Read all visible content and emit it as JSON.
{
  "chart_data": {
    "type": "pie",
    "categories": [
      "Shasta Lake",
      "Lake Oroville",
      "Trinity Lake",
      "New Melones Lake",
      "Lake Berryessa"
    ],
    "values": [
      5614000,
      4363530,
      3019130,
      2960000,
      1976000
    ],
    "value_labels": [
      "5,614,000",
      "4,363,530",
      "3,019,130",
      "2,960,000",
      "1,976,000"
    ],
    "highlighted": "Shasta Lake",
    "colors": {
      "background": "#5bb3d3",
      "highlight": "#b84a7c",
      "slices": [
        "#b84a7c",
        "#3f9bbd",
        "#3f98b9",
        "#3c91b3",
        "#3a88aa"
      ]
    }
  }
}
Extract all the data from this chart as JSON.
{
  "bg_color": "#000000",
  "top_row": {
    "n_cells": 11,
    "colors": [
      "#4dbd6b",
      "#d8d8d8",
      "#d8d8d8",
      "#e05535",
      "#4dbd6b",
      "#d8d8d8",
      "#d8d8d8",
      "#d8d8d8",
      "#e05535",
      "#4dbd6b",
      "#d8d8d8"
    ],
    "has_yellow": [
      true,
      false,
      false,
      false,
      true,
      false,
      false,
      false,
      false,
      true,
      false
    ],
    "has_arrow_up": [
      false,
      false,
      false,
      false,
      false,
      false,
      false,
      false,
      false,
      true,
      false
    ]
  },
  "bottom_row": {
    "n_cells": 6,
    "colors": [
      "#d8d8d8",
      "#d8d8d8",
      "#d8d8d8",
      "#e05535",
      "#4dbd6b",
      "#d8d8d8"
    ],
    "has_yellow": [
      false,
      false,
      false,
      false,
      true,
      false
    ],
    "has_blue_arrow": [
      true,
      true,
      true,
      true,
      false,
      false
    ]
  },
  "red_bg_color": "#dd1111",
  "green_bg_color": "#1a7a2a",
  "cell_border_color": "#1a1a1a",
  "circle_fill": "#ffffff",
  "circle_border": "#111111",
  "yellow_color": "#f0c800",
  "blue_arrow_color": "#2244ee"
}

[Exercise aim] Your answer should be one number: the count of lines in the data above that include the word "JSON".

[Task solution] 2